# Directions
Write out the part of the listing that opens with its very first line and closes with the line containing "557, 1083, 585]", keeping every line unchanged and including both of those lines.

# Recorded information
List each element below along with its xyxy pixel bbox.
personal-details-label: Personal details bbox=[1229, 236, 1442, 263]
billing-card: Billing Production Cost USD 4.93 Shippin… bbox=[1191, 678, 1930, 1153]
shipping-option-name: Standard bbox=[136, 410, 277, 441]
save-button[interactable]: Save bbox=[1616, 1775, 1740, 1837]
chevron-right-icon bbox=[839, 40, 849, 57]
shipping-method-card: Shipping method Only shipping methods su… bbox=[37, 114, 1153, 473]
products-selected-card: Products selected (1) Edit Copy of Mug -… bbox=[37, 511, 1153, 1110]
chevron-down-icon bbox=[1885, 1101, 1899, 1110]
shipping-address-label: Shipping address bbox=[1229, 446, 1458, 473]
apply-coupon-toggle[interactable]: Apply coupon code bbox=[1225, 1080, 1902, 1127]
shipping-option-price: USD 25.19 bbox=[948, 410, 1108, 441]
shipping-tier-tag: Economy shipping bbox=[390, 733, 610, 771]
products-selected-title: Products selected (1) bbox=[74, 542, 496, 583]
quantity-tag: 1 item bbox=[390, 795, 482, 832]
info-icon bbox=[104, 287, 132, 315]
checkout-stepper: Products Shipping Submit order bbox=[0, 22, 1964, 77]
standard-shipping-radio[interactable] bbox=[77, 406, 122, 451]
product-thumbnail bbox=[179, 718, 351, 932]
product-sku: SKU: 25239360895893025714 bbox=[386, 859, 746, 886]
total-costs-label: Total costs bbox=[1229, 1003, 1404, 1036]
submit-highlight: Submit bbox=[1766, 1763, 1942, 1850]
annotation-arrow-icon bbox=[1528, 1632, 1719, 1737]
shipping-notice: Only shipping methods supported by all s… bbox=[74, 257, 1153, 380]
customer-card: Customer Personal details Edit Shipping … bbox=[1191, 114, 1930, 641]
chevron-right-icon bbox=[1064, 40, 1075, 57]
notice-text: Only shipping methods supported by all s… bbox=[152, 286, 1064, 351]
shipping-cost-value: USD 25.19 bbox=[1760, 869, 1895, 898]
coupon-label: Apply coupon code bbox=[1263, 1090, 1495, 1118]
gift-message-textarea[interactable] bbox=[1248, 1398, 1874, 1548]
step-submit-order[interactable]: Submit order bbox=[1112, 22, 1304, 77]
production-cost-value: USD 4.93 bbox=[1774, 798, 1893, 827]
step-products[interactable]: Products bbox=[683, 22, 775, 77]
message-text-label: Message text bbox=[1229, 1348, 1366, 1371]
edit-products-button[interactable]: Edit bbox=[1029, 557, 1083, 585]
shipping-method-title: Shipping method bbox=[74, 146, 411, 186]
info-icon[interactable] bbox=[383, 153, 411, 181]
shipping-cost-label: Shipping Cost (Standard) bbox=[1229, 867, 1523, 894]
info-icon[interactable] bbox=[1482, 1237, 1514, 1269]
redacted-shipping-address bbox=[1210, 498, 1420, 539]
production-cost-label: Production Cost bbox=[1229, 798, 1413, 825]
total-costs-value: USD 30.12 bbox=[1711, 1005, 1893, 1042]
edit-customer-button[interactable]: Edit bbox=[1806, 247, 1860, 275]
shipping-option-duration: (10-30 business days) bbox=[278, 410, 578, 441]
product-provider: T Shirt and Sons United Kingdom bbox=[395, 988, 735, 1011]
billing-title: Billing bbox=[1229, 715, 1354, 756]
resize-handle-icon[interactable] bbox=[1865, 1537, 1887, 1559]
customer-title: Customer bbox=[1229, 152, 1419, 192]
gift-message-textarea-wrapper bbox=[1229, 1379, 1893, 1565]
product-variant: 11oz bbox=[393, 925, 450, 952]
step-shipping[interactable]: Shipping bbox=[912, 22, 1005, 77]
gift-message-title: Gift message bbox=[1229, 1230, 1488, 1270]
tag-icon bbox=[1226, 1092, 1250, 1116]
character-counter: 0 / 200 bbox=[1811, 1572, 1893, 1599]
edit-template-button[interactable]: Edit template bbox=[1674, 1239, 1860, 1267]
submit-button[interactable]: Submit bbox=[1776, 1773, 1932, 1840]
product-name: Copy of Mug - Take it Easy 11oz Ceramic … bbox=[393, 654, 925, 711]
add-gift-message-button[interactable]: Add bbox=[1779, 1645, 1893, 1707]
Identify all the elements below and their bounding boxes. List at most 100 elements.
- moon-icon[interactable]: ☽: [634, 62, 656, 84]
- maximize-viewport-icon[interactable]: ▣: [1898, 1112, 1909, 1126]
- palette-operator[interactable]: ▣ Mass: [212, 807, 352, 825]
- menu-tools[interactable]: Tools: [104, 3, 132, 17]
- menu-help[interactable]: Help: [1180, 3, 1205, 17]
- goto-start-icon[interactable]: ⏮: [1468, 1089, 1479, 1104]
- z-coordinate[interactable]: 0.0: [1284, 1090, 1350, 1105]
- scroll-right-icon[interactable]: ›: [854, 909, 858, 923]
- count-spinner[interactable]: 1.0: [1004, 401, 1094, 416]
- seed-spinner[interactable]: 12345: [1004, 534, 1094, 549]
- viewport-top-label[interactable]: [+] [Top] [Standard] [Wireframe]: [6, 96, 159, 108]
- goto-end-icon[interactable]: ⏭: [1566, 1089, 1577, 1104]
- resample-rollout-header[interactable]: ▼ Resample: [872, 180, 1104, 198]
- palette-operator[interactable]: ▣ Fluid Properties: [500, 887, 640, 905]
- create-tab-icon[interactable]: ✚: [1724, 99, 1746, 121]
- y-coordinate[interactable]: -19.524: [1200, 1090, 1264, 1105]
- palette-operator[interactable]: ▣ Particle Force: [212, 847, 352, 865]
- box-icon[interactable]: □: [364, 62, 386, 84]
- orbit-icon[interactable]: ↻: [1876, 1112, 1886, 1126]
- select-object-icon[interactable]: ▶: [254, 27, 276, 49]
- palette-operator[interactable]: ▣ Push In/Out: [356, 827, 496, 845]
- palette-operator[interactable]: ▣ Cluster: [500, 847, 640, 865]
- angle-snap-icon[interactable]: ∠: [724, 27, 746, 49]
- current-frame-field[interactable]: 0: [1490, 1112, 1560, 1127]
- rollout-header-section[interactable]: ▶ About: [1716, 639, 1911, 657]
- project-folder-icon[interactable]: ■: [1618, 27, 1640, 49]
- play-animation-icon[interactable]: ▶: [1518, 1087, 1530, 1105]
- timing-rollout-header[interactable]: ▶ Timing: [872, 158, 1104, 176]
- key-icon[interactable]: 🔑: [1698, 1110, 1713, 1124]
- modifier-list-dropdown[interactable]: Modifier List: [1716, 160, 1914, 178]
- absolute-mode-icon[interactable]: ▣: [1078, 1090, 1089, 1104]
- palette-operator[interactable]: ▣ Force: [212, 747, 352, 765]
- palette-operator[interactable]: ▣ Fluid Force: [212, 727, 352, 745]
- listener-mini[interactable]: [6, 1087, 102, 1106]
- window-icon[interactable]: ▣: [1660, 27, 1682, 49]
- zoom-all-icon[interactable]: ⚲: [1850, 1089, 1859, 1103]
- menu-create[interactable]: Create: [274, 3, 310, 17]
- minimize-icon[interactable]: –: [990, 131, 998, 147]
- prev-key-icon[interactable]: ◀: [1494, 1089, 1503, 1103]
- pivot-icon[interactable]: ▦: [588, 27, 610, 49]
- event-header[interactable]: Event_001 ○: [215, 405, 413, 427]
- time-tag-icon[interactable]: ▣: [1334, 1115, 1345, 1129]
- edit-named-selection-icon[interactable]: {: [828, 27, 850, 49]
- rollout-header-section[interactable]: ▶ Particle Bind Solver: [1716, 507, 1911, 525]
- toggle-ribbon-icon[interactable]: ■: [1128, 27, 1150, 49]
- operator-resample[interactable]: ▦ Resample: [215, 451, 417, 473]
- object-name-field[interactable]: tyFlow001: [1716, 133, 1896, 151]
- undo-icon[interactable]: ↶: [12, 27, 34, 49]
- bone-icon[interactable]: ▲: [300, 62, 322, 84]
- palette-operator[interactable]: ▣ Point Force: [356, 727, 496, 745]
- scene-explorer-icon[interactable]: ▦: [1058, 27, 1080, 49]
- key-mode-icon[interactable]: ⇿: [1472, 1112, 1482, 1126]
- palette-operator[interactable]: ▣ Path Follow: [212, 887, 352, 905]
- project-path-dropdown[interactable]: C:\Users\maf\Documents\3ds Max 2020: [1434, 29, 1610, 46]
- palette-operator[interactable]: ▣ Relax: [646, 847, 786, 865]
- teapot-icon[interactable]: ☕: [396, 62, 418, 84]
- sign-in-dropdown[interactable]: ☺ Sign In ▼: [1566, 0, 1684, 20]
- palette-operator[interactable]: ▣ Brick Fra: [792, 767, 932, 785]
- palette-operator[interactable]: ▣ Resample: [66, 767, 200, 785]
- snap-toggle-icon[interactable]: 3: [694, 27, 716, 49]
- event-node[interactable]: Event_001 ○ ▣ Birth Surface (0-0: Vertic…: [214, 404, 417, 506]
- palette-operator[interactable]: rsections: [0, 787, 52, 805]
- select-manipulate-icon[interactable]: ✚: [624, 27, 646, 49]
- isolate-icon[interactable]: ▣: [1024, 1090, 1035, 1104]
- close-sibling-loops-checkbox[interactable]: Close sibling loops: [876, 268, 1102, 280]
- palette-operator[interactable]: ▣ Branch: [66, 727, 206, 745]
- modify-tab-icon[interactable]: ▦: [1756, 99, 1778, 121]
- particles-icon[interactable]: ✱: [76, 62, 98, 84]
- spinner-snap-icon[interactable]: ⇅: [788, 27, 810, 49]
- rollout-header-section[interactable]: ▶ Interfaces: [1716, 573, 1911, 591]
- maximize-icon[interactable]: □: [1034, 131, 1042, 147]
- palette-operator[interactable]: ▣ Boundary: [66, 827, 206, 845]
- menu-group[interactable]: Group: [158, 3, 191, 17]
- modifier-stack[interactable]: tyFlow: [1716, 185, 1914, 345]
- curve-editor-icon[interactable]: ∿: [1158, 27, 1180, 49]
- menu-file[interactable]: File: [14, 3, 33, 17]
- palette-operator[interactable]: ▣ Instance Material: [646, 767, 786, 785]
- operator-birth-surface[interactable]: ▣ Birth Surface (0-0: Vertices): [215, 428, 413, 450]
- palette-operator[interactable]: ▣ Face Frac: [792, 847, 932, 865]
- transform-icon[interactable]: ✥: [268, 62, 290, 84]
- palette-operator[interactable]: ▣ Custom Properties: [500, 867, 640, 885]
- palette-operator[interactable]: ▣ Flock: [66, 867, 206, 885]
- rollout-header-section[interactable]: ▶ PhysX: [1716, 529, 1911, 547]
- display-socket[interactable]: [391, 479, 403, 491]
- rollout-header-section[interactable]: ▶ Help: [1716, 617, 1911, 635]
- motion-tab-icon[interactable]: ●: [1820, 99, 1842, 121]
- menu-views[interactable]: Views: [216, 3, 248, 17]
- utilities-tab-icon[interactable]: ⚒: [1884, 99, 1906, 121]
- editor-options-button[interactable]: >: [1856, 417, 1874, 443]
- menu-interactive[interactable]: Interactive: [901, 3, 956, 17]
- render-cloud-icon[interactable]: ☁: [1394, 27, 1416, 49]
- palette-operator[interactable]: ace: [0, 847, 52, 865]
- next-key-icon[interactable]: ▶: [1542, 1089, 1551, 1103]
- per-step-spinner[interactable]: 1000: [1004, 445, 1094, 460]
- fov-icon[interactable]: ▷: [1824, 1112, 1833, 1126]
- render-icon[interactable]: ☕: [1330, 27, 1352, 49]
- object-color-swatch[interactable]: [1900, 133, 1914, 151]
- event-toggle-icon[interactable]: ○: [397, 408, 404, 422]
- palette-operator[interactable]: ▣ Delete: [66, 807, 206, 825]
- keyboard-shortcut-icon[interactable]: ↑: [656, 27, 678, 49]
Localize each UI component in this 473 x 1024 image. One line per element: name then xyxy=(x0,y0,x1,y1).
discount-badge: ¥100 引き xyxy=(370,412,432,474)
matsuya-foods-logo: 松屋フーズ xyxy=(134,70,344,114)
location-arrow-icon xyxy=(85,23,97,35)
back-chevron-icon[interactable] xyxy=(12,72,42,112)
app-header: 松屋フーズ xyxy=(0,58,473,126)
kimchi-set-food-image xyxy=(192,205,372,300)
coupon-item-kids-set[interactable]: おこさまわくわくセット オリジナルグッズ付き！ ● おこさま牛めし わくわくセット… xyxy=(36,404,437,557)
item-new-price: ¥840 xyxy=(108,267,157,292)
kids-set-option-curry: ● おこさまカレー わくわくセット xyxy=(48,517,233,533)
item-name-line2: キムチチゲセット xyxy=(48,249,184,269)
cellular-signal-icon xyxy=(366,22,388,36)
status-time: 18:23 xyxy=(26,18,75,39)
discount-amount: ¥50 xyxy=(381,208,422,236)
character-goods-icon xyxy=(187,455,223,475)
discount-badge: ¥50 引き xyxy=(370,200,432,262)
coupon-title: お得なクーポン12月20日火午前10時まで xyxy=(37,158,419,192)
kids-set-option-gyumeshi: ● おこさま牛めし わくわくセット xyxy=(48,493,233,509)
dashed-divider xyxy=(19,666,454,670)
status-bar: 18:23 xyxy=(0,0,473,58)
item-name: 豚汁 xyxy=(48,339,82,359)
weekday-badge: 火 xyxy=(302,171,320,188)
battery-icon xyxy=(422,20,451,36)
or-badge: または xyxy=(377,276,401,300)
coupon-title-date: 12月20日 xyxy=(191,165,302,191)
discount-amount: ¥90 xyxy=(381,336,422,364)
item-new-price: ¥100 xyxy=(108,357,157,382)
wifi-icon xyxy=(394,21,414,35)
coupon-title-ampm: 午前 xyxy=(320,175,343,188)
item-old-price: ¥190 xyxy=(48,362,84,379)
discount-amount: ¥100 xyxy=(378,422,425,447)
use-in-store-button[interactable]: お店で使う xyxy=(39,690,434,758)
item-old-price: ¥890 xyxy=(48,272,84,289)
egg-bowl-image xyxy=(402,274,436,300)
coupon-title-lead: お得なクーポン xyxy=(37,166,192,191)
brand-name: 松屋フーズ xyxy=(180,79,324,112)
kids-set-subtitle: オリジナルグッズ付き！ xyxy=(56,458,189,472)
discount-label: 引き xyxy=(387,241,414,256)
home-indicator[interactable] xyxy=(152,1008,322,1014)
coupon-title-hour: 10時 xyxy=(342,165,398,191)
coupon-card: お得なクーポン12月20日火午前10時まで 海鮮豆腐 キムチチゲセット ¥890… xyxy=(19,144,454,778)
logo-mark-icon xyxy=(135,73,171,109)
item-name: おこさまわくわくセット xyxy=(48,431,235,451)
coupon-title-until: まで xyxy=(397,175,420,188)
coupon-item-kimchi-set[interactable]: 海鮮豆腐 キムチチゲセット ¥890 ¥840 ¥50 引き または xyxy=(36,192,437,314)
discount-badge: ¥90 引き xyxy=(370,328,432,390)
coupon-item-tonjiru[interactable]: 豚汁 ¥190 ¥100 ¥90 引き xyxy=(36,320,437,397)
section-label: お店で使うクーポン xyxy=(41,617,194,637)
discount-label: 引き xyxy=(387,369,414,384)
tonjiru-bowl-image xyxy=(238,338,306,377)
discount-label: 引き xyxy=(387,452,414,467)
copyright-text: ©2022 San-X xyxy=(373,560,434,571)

# Reply to the exercise
List each element below along with its xyxy pixel bbox.
personal-details-label: Personal details bbox=[1229, 236, 1442, 263]
billing-card: Billing Production Cost USD 4.93 Shippin… bbox=[1191, 678, 1930, 1153]
shipping-option-name: Standard bbox=[136, 410, 277, 441]
save-button[interactable]: Save bbox=[1616, 1775, 1740, 1837]
chevron-right-icon bbox=[839, 40, 849, 57]
shipping-method-card: Shipping method Only shipping methods su… bbox=[37, 114, 1153, 473]
products-selected-card: Products selected (1) Edit Copy of Mug -… bbox=[37, 511, 1153, 1110]
chevron-down-icon bbox=[1885, 1101, 1899, 1110]
shipping-address-label: Shipping address bbox=[1229, 446, 1458, 473]
apply-coupon-toggle[interactable]: Apply coupon code bbox=[1225, 1080, 1902, 1127]
shipping-option-price: USD 25.19 bbox=[948, 410, 1108, 441]
shipping-tier-tag: Economy shipping bbox=[390, 733, 610, 771]
products-selected-title: Products selected (1) bbox=[74, 542, 496, 583]
quantity-tag: 1 item bbox=[390, 795, 482, 832]
info-icon bbox=[104, 287, 132, 315]
checkout-stepper: Products Shipping Submit order bbox=[0, 22, 1964, 77]
standard-shipping-radio[interactable] bbox=[77, 406, 122, 451]
product-thumbnail bbox=[179, 718, 351, 932]
product-sku: SKU: 25239360895893025714 bbox=[386, 859, 746, 886]
total-costs-label: Total costs bbox=[1229, 1003, 1404, 1036]
submit-highlight: Submit bbox=[1766, 1763, 1942, 1850]
annotation-arrow-icon bbox=[1528, 1632, 1719, 1737]
shipping-notice: Only shipping methods supported by all s… bbox=[74, 257, 1153, 380]
customer-card: Customer Personal details Edit Shipping … bbox=[1191, 114, 1930, 641]
chevron-right-icon bbox=[1064, 40, 1075, 57]
notice-text: Only shipping methods supported by all s… bbox=[152, 286, 1064, 351]
shipping-cost-value: USD 25.19 bbox=[1760, 869, 1895, 898]
coupon-label: Apply coupon code bbox=[1263, 1090, 1495, 1118]
gift-message-textarea[interactable] bbox=[1248, 1398, 1874, 1548]
step-submit-order[interactable]: Submit order bbox=[1112, 22, 1304, 77]
production-cost-value: USD 4.93 bbox=[1774, 798, 1893, 827]
step-products[interactable]: Products bbox=[683, 22, 775, 77]
message-text-label: Message text bbox=[1229, 1348, 1366, 1371]
edit-products-button[interactable]: Edit bbox=[1029, 557, 1083, 585]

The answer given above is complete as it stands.